I temi di felicità e serenità saranno trattati dagli attori della Libera Accademia del Teatro che cuciranno la trama di “Ri-connessioni artistiche” attraverso la lettura di pensieri originali e di testi e poesie di grandi autori di ieri e di oggi, con Amina Kovacevich che reciterà insieme a Tommaso Bocconi, Matteo Capacci, Marta Fornasari e Aurora Menci. Parole e gesti del teatro si fonderanno e si alterneranno a coreografie e passi di danza dei ballerini della scuola Alfa Ballet che promettono di affascinare il pubblico con esibizioni curate dalla direttrice artistica Rebecca Alfani assieme al regista Gianni Santucci, a Stefania Pace e a Roberta Giubilei. Per Libera Accademia del Teatro ed Alfa Ballet, inoltre, questa serata avrà un significato particolare perché sarà parallela all’apertura dell’anno di attività e corsi.

A scandire ogni momento di “Ri-connessioni artistiche” sarà la musica briosa e coinvolgente del Jazz Club Arezzo che porterà un deciso contributo emotivo con la voce di Laura Falcinelli e con le note di Andrea Donnini alla tromba, Gianni Cinelli al pianoforte, Maurizio Bozzi alla chitarra, Massimiliano Conticini al basso e Andrea Croci alla batteria.

#### [Informazioni estratte]
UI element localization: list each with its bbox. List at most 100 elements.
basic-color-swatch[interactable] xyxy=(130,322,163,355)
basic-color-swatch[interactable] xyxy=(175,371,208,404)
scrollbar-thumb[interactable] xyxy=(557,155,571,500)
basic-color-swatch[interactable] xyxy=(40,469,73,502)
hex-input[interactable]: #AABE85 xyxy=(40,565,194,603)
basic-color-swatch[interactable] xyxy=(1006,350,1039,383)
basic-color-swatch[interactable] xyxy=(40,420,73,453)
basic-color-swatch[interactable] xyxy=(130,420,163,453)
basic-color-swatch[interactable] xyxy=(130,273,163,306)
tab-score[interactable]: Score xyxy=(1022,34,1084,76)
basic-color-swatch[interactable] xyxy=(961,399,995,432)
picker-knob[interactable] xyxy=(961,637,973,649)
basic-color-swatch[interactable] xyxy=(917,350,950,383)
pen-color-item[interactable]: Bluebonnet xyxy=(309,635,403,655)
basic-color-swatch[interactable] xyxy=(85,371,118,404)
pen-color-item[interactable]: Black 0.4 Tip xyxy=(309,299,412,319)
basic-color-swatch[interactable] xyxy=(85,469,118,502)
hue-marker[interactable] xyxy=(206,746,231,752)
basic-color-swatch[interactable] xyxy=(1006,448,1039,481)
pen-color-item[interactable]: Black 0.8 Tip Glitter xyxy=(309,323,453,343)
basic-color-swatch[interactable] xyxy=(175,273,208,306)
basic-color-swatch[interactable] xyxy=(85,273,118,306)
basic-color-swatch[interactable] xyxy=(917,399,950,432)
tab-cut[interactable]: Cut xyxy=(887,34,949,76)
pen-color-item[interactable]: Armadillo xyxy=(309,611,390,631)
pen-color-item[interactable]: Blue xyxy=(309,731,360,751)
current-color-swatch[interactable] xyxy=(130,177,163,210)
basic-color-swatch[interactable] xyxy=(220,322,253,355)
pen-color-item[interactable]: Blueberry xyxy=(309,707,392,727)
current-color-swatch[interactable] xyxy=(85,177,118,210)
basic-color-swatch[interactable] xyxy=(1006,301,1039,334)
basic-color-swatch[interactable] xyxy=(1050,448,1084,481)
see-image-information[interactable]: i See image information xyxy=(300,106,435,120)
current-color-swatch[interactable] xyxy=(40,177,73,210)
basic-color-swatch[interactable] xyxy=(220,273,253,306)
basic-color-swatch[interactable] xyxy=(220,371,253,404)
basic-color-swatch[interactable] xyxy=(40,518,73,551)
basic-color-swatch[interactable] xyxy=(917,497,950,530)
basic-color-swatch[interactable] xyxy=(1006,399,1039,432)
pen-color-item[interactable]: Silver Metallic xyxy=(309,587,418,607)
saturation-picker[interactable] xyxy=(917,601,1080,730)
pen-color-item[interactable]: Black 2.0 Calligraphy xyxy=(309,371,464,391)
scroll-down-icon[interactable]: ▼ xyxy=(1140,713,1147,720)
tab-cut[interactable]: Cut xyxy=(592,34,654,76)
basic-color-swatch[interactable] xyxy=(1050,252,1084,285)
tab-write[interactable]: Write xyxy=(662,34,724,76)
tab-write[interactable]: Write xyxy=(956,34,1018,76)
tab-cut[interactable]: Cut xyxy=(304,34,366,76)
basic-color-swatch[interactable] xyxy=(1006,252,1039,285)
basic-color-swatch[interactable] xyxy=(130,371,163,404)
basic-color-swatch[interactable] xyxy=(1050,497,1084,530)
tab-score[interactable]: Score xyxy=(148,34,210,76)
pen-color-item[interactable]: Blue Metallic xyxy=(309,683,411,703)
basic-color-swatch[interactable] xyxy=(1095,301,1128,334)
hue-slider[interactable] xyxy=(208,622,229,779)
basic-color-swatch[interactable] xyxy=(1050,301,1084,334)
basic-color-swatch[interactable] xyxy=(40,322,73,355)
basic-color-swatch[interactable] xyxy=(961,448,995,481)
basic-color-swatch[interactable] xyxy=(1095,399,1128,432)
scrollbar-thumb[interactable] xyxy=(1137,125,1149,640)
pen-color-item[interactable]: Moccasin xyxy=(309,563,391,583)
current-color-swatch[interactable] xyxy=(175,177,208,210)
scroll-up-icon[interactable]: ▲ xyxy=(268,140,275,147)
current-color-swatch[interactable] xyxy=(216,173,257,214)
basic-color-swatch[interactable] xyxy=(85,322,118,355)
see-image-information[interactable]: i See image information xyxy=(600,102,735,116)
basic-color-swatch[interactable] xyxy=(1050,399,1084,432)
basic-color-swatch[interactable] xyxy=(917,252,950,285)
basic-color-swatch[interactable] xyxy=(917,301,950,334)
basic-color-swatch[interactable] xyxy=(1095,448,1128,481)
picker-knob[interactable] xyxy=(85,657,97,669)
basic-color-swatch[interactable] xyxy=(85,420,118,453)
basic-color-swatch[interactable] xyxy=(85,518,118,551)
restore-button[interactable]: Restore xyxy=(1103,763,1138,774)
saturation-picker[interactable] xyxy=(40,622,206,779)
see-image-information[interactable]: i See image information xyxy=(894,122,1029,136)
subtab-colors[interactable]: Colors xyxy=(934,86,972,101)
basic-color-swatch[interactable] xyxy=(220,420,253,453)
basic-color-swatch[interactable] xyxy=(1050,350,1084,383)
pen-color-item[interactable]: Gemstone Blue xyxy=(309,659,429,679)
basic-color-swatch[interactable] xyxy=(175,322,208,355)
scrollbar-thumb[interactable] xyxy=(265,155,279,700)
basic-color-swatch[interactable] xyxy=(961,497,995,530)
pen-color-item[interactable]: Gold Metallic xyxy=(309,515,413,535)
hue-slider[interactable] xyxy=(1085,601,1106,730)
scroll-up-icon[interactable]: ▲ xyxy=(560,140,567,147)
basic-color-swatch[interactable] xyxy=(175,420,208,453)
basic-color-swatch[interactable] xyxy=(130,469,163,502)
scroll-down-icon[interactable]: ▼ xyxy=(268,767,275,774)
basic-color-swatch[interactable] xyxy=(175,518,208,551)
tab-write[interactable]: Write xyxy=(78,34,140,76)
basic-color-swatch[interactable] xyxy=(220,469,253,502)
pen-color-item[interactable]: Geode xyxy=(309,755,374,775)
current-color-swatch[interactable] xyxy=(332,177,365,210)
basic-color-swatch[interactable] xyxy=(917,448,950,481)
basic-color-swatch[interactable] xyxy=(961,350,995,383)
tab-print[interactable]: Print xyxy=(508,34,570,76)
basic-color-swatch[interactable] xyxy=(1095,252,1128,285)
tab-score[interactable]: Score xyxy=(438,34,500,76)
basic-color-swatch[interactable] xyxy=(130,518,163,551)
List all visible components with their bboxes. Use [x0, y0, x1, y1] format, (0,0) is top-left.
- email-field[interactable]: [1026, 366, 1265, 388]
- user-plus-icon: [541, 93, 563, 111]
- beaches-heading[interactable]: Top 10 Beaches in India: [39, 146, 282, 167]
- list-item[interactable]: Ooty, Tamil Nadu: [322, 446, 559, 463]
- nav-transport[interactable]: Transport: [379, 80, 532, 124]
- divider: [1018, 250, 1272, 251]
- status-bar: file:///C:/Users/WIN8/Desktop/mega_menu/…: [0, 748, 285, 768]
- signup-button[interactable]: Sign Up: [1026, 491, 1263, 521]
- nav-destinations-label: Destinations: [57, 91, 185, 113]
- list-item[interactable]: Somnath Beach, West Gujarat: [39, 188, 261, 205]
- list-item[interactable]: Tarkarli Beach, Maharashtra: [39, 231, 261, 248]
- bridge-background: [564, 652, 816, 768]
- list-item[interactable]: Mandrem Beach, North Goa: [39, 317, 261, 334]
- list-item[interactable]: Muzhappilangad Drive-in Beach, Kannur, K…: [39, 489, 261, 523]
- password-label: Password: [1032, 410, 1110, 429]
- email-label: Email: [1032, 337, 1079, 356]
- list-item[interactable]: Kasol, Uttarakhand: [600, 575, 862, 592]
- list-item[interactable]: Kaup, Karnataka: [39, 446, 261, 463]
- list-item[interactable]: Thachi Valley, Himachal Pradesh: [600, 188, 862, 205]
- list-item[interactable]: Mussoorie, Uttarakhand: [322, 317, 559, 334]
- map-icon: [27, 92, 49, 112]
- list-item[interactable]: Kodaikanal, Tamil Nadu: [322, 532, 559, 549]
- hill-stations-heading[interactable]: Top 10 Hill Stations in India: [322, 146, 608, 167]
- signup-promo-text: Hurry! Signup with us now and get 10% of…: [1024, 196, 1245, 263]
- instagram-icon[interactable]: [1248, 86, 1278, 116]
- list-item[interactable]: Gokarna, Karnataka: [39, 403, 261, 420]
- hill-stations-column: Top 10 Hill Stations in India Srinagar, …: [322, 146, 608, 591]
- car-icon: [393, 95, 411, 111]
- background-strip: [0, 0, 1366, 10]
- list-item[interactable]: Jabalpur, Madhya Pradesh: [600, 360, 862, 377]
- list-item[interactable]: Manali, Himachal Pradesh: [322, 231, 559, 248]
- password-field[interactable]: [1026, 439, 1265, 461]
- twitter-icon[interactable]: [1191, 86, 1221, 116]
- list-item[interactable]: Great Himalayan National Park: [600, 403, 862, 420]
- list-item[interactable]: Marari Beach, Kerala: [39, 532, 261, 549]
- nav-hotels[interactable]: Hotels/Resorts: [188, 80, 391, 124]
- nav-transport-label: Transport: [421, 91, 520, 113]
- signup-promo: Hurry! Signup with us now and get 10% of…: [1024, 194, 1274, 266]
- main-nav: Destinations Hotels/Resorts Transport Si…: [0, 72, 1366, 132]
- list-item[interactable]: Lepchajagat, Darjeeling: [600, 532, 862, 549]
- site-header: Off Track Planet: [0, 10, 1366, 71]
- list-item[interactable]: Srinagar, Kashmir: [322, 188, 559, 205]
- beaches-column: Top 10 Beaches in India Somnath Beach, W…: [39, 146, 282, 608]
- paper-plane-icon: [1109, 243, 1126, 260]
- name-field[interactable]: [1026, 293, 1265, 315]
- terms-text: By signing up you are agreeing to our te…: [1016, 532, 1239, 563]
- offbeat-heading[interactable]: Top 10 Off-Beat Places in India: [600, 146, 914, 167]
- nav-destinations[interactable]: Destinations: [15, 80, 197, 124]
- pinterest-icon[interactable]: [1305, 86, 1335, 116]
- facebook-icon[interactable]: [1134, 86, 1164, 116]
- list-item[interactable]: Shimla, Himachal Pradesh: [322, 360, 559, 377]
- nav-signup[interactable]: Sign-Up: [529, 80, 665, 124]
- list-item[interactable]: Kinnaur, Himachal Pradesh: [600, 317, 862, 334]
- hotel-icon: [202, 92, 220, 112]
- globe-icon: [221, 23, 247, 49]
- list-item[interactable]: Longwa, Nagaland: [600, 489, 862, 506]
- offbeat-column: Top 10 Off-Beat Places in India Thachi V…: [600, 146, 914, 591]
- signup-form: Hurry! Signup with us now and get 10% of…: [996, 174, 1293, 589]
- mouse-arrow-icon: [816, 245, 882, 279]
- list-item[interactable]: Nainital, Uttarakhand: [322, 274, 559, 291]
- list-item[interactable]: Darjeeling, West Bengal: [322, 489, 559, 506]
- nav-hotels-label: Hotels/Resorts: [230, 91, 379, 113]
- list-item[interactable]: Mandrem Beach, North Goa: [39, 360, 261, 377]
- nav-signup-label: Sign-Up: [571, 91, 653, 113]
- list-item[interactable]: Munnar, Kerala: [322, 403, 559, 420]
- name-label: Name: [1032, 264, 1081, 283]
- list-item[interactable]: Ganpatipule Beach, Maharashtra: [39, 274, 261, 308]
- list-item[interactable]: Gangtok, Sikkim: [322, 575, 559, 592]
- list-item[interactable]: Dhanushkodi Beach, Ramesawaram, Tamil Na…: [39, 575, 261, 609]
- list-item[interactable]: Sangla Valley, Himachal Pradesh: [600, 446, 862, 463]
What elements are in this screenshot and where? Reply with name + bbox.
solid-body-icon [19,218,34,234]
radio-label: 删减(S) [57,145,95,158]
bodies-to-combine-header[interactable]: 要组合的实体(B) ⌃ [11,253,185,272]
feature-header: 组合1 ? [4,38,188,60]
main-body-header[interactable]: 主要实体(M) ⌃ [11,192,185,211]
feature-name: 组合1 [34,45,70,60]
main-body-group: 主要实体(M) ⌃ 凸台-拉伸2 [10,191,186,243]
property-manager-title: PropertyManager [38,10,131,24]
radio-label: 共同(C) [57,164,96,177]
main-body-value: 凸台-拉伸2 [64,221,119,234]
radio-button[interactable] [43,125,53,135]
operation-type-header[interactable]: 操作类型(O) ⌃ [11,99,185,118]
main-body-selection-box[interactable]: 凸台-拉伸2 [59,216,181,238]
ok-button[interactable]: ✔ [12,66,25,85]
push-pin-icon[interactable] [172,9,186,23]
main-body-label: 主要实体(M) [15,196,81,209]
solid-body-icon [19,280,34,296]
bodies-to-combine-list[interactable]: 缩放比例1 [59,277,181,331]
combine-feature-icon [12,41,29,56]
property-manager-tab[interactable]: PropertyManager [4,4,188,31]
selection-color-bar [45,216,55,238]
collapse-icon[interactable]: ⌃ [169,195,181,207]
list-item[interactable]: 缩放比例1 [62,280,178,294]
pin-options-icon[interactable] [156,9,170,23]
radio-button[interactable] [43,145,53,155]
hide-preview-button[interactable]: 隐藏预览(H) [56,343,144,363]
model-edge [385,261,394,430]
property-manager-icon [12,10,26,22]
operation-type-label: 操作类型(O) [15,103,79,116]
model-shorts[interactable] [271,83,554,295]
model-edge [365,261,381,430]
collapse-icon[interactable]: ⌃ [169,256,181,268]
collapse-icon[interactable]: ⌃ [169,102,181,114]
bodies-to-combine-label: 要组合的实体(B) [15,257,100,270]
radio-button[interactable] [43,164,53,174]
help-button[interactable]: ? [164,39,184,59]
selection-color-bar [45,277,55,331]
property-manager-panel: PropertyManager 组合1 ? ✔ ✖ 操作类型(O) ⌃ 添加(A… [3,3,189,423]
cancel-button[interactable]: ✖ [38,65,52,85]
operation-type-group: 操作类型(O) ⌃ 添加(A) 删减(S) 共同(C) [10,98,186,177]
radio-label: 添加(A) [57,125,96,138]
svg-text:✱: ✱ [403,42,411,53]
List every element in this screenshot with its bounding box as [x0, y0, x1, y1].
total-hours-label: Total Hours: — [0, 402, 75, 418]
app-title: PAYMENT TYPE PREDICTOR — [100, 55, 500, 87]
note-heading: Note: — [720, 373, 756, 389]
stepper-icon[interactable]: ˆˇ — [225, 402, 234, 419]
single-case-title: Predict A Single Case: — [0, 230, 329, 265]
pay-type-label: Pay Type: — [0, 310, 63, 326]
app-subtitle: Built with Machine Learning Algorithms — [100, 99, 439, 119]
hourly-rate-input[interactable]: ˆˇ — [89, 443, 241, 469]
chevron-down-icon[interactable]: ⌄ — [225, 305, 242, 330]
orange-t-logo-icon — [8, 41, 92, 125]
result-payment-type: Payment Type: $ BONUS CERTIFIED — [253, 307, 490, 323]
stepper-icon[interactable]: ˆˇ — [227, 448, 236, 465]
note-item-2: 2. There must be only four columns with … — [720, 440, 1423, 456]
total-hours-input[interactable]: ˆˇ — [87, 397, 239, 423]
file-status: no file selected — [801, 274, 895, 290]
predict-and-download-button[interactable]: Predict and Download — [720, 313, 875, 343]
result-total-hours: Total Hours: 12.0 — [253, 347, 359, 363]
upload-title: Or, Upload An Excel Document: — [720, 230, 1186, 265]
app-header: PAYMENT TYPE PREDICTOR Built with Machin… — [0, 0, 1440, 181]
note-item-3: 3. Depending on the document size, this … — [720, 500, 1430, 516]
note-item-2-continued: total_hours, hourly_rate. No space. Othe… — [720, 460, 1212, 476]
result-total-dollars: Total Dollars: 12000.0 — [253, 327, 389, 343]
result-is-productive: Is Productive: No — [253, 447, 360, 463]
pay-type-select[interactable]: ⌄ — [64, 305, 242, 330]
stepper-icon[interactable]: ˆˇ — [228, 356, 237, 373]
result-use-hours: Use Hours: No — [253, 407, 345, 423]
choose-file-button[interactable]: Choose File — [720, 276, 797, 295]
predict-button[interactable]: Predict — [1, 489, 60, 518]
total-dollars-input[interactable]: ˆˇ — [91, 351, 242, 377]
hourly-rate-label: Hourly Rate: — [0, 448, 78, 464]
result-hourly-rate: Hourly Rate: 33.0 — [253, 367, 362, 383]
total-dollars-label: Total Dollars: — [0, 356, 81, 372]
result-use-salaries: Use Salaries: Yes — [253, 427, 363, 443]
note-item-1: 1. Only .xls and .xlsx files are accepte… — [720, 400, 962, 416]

#### [Attività A]
Elenca tutti i musicisti del Jazz Club Arezzo nominati nella sezione del documento e indica per ciascuno la voce o lo strumento che suona.
#### [Attività B]
Stabilisci se ciascuna affermazione concorda con la sezione del documento. Rispondi sì o no e cita le parole decisive del testo.
(i) Le esibizioni dei ballerini di Alfa Ballet sono curate anche dal regista Gianni Santucci.
(ii) La serata coinciderà con la chiusura dell'anno di attività e corsi.
(iii) Andrea Croci suona il pianoforte.
#### [Attività C]
Secondo la sezione del documento, quali temi tratteranno gli attori della Libera Accademia del Teatro?

#### [Soluzione scritta A]
- Laura Falcinelli: voce
- Andrea Donnini: tromba
- Gianni Cinelli: pianoforte
- Maurizio Bozzi: chitarra
- Massimiliano Conticini: basso
- Andrea Croci: batteria

#### [Soluzione scritta B]
(i) Sì: "esibizioni curate dalla direttrice artistica Rebecca Alfani assieme al regista Gianni Santucci"
(ii) No: "sarà parallela all’apertura dell’anno di attività e corsi"
(iii) No: "Gianni Cinelli al pianoforte" e "Andrea Croci alla batteria"

#### [Soluzione scritta C]
I temi di felicità e serenità.